Aim of the exercise -> Copy out each line containing "Inventory" from the entries below.

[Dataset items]

START

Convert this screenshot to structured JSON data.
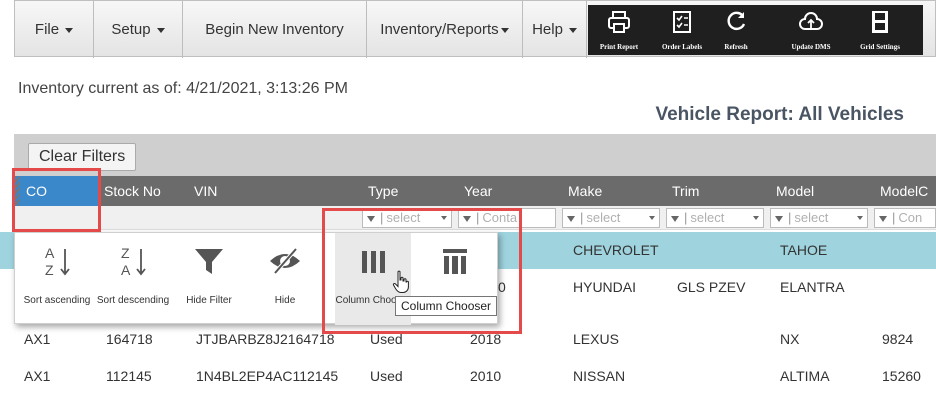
{
  "menu": {
    "file": "File",
    "setup": "Setup",
    "begin_inventory": "Begin New Inventory",
    "inventory_reports": "Inventory/Reports",
    "help": "Help"
  },
  "toolbar": {
    "print_report": "Print Report",
    "order_labels": "Order Labels",
    "refresh": "Refresh",
    "update_dms": "Update DMS",
    "grid_settings": "Grid Settings"
  },
  "info": {
    "as_of": "Inventory current as of: 4/21/2021, 3:13:26 PM",
    "report_title": "Vehicle Report: All Vehicles"
  },
  "filters": {
    "clear_label": "Clear Filters"
  },
  "grid": {
    "columns": [
      "CO",
      "Stock No",
      "VIN",
      "Type",
      "Year",
      "Make",
      "Trim",
      "Model",
      "ModelC"
    ],
    "filter_placeholders": {
      "year": "Conta",
      "select": "select",
      "modelc": "Con"
    },
    "rows": [
      {
        "co": "",
        "stock": "",
        "vin": "",
        "type": "",
        "year": "5",
        "make": "CHEVROLET",
        "trim": "",
        "model": "TAHOE",
        "modelc": ""
      },
      {
        "co": "",
        "stock": "",
        "vin": "",
        "type": "",
        "year": "0",
        "make": "HYUNDAI",
        "trim": "GLS PZEV",
        "model": "ELANTRA",
        "modelc": ""
      },
      {
        "co": "AX1",
        "stock": "164718",
        "vin": "JTJBARBZ8J2164718",
        "type": "Used",
        "year": "2018",
        "make": "LEXUS",
        "trim": "",
        "model": "NX",
        "modelc": "9824"
      },
      {
        "co": "AX1",
        "stock": "112145",
        "vin": "1N4BL2EP4AC112145",
        "type": "Used",
        "year": "2010",
        "make": "NISSAN",
        "trim": "",
        "model": "ALTIMA",
        "modelc": "15260"
      }
    ]
  },
  "context_menu": {
    "sort_ascending": "Sort ascending",
    "sort_descending": "Sort descending",
    "hide_filter": "Hide Filter",
    "hide": "Hide",
    "column_chooser": "Column Chooser",
    "tooltip": "Column Chooser"
  },
  "colors": {
    "selected_header": "#3a87c9",
    "header_bg": "#6b6b6b",
    "row_highlight": "#9fd3de",
    "annotation": "#e54a4a"
  }
}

END

Expected output ->
    "begin_inventory": "Begin New Inventory",
    "inventory_reports": "Inventory/Reports",
    "as_of": "Inventory current as of: 4/21/2021, 3:13:26 PM",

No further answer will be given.